▶ _The exercise_:
Return the records that follow, matching each one exactly.
★ ★ ★ ★ ★ ★ ★
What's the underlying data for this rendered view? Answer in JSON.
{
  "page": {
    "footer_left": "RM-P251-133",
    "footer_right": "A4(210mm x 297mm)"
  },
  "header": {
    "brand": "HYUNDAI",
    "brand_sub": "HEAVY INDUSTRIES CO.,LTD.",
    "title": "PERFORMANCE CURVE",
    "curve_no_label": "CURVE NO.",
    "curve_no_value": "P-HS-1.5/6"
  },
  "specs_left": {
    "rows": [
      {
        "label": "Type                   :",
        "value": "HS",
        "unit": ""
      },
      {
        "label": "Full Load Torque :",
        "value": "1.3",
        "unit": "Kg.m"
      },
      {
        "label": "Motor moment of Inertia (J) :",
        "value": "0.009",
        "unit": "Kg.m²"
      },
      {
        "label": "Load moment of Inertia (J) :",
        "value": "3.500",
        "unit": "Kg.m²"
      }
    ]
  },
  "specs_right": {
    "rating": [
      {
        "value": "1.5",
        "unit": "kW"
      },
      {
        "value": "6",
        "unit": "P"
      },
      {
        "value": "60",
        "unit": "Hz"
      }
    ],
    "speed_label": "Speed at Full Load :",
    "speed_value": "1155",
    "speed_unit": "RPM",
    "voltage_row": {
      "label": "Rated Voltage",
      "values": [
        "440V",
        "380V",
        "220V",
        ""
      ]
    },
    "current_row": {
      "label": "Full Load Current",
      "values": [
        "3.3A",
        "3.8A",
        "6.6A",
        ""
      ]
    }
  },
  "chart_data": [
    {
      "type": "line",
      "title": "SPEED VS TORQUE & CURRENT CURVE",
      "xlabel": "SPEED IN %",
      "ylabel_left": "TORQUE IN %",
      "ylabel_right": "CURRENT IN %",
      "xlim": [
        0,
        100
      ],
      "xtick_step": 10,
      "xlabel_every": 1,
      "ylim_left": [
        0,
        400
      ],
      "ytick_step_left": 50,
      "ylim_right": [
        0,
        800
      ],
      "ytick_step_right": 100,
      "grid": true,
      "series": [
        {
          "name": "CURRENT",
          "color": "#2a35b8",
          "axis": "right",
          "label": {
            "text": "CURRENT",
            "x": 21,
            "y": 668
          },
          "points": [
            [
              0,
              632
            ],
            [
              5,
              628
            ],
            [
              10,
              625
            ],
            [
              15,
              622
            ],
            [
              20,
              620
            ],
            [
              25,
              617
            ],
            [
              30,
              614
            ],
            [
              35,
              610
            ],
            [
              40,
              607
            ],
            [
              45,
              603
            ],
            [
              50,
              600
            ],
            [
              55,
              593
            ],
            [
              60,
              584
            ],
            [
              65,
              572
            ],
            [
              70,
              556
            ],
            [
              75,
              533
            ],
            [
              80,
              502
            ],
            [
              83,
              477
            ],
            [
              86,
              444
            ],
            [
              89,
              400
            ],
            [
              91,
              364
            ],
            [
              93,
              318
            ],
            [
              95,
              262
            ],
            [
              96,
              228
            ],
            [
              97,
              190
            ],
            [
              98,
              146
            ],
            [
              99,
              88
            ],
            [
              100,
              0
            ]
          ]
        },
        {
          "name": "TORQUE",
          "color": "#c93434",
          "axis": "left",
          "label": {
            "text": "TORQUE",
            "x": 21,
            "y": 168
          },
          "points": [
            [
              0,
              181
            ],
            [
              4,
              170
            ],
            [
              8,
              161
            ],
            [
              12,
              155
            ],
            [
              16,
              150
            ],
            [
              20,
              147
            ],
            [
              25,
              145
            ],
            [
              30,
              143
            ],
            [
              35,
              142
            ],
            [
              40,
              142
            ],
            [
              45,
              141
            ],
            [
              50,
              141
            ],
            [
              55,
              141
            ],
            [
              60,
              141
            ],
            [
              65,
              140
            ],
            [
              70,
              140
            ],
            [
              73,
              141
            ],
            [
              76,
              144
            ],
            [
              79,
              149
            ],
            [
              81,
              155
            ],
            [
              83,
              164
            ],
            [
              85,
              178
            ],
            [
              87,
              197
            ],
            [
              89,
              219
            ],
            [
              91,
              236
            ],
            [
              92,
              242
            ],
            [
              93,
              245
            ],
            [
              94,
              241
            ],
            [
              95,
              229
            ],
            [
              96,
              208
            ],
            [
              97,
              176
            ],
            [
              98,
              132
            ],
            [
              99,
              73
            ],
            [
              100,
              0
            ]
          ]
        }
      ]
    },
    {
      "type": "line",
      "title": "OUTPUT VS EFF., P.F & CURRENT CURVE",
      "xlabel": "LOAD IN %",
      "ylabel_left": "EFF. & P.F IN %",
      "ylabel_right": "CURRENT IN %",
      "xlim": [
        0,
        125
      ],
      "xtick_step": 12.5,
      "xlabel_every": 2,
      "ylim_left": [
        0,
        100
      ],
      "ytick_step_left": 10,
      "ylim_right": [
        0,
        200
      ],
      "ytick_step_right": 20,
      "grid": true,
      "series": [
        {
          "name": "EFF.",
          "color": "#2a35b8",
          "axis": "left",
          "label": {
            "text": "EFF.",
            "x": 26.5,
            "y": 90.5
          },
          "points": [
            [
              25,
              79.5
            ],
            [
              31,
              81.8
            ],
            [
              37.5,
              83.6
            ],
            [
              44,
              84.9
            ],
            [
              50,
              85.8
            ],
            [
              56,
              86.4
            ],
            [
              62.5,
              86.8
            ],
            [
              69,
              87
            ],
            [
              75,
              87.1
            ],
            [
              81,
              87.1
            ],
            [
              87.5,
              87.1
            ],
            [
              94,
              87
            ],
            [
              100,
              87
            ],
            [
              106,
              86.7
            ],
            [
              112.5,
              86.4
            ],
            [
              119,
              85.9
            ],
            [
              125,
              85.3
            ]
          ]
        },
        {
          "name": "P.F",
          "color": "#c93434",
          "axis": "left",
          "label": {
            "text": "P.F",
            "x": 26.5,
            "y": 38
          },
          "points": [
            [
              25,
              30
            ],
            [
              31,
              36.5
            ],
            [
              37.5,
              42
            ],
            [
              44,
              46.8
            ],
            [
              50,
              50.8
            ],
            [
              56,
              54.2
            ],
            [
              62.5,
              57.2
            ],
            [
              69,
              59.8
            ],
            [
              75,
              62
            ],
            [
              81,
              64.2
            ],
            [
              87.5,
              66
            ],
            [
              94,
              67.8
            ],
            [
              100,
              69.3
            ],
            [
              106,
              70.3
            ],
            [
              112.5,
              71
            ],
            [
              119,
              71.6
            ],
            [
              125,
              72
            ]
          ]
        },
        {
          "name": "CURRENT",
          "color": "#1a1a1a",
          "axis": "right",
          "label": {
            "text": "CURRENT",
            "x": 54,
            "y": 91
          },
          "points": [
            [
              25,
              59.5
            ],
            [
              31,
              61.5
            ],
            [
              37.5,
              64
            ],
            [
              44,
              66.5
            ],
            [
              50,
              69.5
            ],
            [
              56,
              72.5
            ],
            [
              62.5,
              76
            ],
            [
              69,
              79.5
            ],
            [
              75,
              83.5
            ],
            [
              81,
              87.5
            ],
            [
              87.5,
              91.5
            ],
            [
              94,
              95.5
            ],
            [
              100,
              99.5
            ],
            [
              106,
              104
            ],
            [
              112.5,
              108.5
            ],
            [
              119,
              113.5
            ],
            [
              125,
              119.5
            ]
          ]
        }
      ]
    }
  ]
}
★ ★ ★ ★ ★ ★ ★
▶ _Exercise result_:
What's the underlying data for this rendered view? Answer in JSON.
{
  "page": {
    "footer_left": "RM-P251-133",
    "footer_right": "A4(210mm x 297mm)"
  },
  "header": {
    "brand": "HYUNDAI",
    "brand_sub": "HEAVY INDUSTRIES CO.,LTD.",
    "title": "PERFORMANCE CURVE",
    "curve_no_label": "CURVE NO.",
    "curve_no_value": "P-HS-1.5/6"
  },
  "specs_left": {
    "rows": [
      {
        "label": "Type                   :",
        "value": "HS",
        "unit": ""
      },
      {
        "label": "Full Load Torque :",
        "value": "1.3",
        "unit": "Kg.m"
      },
      {
        "label": "Motor moment of Inertia (J) :",
        "value": "0.009",
        "unit": "Kg.m²"
      },
      {
        "label": "Load moment of Inertia (J) :",
        "value": "3.500",
        "unit": "Kg.m²"
      }
    ]
  },
  "specs_right": {
    "rating": [
      {
        "value": "1.5",
        "unit": "kW"
      },
      {
        "value": "6",
        "unit": "P"
      },
      {
        "value": "60",
        "unit": "Hz"
      }
    ],
    "speed_label": "Speed at Full Load :",
    "speed_value": "1155",
    "speed_unit": "RPM",
    "voltage_row": {
      "label": "Rated Voltage",
      "values": [
        "440V",
        "380V",
        "220V",
        ""
      ]
    },
    "current_row": {
      "label": "Full Load Current",
      "values": [
        "3.3A",
        "3.8A",
        "6.6A",
        ""
      ]
    }
  },
  "chart_data": [
    {
      "type": "line",
      "title": "SPEED VS TORQUE & CURRENT CURVE",
      "xlabel": "SPEED IN %",
      "ylabel_left": "TORQUE IN %",
      "ylabel_right": "CURRENT IN %",
      "xlim": [
        0,
        100
      ],
      "xtick_step": 10,
      "xlabel_every": 1,
      "ylim_left": [
        0,
        400
      ],
      "ytick_step_left": 50,
      "ylim_right": [
        0,
        800
      ],
      "ytick_step_right": 100,
      "grid": true,
      "series": [
        {
          "name": "CURRENT",
          "color": "#2a35b8",
          "axis": "right",
          "label": {
            "text": "CURRENT",
            "x": 21,
            "y": 668
          },
          "points": [
            [
              0,
              632
            ],
            [
              5,
              628
            ],
            [
              10,
              625
            ],
            [
              15,
              622
            ],
            [
              20,
              620
            ],
            [
              25,
              617
            ],
            [
              30,
              614
            ],
            [
              35,
              610
            ],
            [
              40,
              607
            ],
            [
              45,
              603
            ],
            [
              50,
              600
            ],
            [
              55,
              593
            ],
            [
              60,
              584
            ],
            [
              65,
              572
            ],
            [
              70,
              556
            ],
            [
              75,
              533
            ],
            [
              80,
              502
            ],
            [
              83,
              477
            ],
            [
              86,
              444
            ],
            [
              89,
              400
            ],
            [
              91,
              364
            ],
            [
              93,
              318
            ],
            [
              95,
              262
            ],
            [
              96,
              228
            ],
            [
              97,
              190
            ],
            [
              98,
              146
            ],
            [
              99,
              88
            ],
            [
              100,
              0
            ]
          ]
        },
        {
          "name": "TORQUE",
          "color": "#c93434",
          "axis": "left",
          "label": {
            "text": "TORQUE",
            "x": 21,
            "y": 168
          },
          "points": [
            [
              0,
              181
            ],
            [
              4,
              170
            ],
            [
              8,
              161
            ],
            [
              12,
              155
            ],
            [
              16,
              150
            ],
            [
              20,
              147
            ],
            [
              25,
              145
            ],
            [
              30,
              143
            ],
            [
              35,
              142
            ],
            [
              40,
              142
            ],
            [
              45,
              141
            ],
            [
              50,
              141
            ],
            [
              55,
              141
            ],
            [
              60,
              141
            ],
            [
              65,
              140
            ],
            [
              70,
              140
            ],
            [
              73,
              141
            ],
            [
              76,
              144
            ],
            [
              79,
              149
            ],
            [
              81,
              155
            ],
            [
              83,
              164
            ],
            [
              85,
              178
            ],
            [
              87,
              197
            ],
            [
              89,
              219
            ],
            [
              91,
              236
            ],
            [
              92,
              242
            ],
            [
              93,
              245
            ],
            [
              94,
              241
            ],
            [
              95,
              229
            ],
            [
              96,
              208
            ],
            [
              97,
              176
            ],
            [
              98,
              132
            ],
            [
              99,
              73
            ],
            [
              100,
              0
            ]
          ]
        }
      ]
    },
    {
      "type": "line",
      "title": "OUTPUT VS EFF., P.F & CURRENT CURVE",
      "xlabel": "LOAD IN %",
      "ylabel_left": "EFF. & P.F IN %",
      "ylabel_right": "CURRENT IN %",
      "xlim": [
        0,
        125
      ],
      "xtick_step": 12.5,
      "xlabel_every": 2,
      "ylim_left": [
        0,
        100
      ],
      "ytick_step_left": 10,
      "ylim_right": [
        0,
        200
      ],
      "ytick_step_right": 20,
      "grid": true,
      "series": [
        {
          "name": "EFF.",
          "color": "#2a35b8",
          "axis": "left",
          "label": {
            "text": "EFF.",
            "x": 26.5,
            "y": 90.5
          },
          "points": [
            [
              25,
              79.5
            ],
            [
              31,
              81.8
            ],
            [
              37.5,
              83.6
            ],
            [
              44,
              84.9
            ],
            [
              50,
              85.8
            ],
            [
              56,
              86.4
            ],
            [
              62.5,
              86.8
            ],
            [
              69,
              87
            ],
            [
              75,
              87.1
            ],
            [
              81,
              87.1
            ],
            [
              87.5,
              87.1
            ],
            [
              94,
              87
            ],
            [
              100,
              87
            ],
            [
              106,
              86.7
            ],
            [
              112.5,
              86.4
            ],
            [
              119,
              85.9
            ],
            [
              125,
              85.3
            ]
          ]
        },
        {
          "name": "P.F",
          "color": "#c93434",
          "axis": "left",
          "label": {
            "text": "P.F",
            "x": 26.5,
            "y": 38
          },
          "points": [
            [
              25,
              30
            ],
            [
              31,
              36.5
            ],
            [
              37.5,
              42
            ],
            [
              44,
              46.8
            ],
            [
              50,
              50.8
            ],
            [
              56,
              54.2
            ],
            [
              62.5,
              57.2
            ],
            [
              69,
              59.8
            ],
            [
              75,
              62
            ],
            [
              81,
              64.2
            ],
            [
              87.5,
              66
            ],
            [
              94,
              67.8
            ],
            [
              100,
              69.3
            ],
            [
              106,
              70.3
            ],
            [
              112.5,
              71
            ],
            [
              119,
              71.6
            ],
            [
              125,
              72
            ]
          ]
        },
        {
          "name": "CURRENT",
          "color": "#1a1a1a",
          "axis": "right",
          "label": {
            "text": "CURRENT",
            "x": 54,
            "y": 91
          },
          "points": [
            [
              25,
              59.5
            ],
            [
              31,
              61.5
            ],
            [
              37.5,
              64
            ],
            [
              44,
              66.5
            ],
            [
              50,
              69.5
            ],
            [
              56,
              72.5
            ],
            [
              62.5,
              76
            ],
            [
              69,
              79.5
            ],
            [
              75,
              83.5
            ],
            [
              81,
              87.5
            ],
            [
              87.5,
              91.5
            ],
            [
              94,
              95.5
            ],
            [
              100,
              99.5
            ],
            [
              106,
              104
            ],
            [
              112.5,
              108.5
            ],
            [
              119,
              113.5
            ],
            [
              125,
              119.5
            ]
          ]
        }
      ]
    }
  ]
}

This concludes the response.